*GIVEN INSTRUCTION*
Take from the listing each line that has the string "fått".
━━━ RECORDS SUPPLIED
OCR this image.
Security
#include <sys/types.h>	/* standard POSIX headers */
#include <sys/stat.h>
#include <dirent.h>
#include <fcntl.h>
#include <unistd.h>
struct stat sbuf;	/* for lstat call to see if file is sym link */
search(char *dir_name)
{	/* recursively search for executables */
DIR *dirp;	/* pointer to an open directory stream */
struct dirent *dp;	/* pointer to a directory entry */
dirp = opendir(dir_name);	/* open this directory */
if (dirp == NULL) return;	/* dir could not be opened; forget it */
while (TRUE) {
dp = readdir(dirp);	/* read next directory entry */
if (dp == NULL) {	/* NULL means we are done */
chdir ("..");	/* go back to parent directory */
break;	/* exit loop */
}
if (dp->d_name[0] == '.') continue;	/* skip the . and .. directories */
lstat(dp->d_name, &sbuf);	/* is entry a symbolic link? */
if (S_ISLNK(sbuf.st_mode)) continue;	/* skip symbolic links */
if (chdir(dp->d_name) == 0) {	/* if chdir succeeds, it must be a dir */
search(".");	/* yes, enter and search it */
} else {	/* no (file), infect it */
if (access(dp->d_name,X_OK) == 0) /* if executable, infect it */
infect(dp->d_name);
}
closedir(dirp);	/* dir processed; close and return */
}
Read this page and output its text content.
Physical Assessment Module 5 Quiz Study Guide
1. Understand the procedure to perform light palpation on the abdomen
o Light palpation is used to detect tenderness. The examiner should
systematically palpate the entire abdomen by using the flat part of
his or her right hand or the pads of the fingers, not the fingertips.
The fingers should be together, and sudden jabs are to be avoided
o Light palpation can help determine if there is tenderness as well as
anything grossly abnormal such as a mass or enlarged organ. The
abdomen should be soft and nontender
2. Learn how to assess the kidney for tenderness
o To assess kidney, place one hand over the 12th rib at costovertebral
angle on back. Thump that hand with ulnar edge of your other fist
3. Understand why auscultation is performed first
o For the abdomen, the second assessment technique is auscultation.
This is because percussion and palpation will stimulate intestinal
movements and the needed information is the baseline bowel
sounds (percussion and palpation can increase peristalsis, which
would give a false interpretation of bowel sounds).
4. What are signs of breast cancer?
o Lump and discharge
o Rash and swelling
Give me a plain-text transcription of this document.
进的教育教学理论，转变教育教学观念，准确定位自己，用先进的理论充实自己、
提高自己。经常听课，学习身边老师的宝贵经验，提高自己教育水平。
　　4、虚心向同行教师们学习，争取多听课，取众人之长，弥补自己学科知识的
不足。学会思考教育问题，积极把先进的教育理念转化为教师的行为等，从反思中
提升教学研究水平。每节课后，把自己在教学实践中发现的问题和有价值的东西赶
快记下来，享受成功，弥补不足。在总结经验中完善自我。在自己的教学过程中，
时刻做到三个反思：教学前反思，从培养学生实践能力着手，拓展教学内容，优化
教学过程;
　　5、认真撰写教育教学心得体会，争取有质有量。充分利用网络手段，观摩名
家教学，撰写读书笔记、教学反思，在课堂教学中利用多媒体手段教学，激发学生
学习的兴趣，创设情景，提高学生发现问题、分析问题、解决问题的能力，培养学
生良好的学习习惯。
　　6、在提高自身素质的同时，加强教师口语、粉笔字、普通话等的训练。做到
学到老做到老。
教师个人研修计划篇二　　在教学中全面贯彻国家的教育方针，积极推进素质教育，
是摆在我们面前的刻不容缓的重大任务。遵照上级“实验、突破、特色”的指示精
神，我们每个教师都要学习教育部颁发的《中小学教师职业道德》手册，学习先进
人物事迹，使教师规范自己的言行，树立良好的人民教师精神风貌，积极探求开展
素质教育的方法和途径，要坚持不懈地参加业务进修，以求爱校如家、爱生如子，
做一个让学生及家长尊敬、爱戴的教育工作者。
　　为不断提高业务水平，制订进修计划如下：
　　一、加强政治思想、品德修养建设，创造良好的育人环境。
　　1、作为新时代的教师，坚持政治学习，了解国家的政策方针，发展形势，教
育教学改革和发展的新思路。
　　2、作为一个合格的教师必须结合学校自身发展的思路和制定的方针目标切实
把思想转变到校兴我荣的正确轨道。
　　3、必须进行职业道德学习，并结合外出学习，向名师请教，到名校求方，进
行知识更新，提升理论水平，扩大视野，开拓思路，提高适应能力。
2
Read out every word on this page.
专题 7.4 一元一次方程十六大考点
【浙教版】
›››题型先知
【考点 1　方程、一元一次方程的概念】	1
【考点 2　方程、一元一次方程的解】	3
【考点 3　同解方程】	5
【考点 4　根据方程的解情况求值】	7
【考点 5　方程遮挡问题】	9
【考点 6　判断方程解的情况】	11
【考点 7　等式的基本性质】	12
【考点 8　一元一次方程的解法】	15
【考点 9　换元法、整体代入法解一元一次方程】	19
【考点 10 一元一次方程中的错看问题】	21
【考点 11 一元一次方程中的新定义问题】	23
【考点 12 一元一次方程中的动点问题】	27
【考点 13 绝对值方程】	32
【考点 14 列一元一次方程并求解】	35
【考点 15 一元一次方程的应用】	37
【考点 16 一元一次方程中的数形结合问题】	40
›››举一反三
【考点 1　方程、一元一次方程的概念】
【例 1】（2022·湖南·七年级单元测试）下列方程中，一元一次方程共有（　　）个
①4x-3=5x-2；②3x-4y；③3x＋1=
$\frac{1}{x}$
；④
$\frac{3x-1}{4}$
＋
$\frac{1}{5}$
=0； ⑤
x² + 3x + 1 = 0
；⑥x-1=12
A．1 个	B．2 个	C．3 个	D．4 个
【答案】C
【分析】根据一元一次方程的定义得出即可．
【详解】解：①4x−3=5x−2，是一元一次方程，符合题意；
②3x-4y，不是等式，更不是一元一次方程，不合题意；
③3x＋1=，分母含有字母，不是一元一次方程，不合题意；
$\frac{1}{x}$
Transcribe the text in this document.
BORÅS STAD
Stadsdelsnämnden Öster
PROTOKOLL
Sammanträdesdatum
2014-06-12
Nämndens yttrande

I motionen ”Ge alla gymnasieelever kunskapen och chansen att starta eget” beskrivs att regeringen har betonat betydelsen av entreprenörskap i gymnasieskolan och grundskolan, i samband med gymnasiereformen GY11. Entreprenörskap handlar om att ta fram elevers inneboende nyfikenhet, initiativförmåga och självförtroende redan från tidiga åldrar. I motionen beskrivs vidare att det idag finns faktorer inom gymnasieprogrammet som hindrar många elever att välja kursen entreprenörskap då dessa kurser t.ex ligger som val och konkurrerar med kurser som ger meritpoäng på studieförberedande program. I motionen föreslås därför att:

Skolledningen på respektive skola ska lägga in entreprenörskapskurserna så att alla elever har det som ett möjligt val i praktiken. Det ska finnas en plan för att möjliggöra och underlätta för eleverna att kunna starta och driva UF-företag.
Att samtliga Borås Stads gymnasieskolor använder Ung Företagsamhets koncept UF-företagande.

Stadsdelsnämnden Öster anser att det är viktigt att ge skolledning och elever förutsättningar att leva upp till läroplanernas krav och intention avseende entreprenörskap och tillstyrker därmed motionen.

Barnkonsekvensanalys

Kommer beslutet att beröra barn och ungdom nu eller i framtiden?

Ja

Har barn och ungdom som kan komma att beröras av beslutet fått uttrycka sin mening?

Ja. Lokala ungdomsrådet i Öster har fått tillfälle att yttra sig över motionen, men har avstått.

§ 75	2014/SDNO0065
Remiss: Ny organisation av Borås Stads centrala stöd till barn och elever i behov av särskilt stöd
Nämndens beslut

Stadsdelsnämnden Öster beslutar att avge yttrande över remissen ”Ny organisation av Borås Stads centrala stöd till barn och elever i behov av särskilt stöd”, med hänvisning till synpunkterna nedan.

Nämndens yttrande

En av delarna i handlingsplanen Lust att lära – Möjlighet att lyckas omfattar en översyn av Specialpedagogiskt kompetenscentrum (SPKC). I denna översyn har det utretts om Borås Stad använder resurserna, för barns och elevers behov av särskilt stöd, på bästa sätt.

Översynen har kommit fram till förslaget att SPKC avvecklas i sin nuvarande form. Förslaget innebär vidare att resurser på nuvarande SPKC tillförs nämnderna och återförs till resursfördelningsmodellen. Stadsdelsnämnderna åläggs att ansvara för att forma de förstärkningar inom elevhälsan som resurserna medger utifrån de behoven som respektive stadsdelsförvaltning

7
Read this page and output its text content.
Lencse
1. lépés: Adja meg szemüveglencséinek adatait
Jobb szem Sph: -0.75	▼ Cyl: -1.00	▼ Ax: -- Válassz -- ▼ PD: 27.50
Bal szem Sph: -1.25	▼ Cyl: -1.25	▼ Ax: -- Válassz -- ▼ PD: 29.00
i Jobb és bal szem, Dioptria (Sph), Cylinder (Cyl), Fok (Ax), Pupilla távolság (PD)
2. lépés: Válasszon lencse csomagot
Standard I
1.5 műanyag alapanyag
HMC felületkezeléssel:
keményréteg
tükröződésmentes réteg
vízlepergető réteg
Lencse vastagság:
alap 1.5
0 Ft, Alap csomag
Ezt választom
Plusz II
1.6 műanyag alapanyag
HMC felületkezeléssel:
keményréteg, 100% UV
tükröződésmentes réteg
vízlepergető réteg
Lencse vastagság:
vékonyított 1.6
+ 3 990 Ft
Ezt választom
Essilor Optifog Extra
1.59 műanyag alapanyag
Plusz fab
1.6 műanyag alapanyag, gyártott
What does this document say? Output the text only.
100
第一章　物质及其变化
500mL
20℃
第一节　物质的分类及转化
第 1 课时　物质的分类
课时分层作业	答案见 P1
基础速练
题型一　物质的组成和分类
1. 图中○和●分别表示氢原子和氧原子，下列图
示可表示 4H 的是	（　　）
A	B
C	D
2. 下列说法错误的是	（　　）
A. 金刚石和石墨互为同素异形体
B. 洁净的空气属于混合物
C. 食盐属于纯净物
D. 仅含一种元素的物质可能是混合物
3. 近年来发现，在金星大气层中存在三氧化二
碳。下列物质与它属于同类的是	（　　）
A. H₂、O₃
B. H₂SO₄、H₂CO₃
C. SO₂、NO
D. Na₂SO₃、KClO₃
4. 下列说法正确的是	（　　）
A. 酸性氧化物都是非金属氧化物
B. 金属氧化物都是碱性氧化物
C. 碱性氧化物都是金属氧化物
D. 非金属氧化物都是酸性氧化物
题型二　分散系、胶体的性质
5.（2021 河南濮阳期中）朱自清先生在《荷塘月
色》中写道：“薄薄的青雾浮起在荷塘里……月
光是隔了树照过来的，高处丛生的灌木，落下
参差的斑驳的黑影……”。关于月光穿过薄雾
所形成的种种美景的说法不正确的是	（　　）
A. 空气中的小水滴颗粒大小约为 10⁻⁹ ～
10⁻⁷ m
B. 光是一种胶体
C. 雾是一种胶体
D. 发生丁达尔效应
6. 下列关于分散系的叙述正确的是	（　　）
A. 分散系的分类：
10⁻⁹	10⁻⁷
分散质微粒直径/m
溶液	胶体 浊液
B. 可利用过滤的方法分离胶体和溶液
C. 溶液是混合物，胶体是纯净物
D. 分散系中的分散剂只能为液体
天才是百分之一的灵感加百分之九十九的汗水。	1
━━━━━━
*CORRECT RESULT*
Har barn och ungdom som kan komma att beröras av beslutet fått uttrycka sin mening?
Ja. Lokala ungdomsrådet i Öster har fått tillfälle att yttra sig över motionen, men har avstått.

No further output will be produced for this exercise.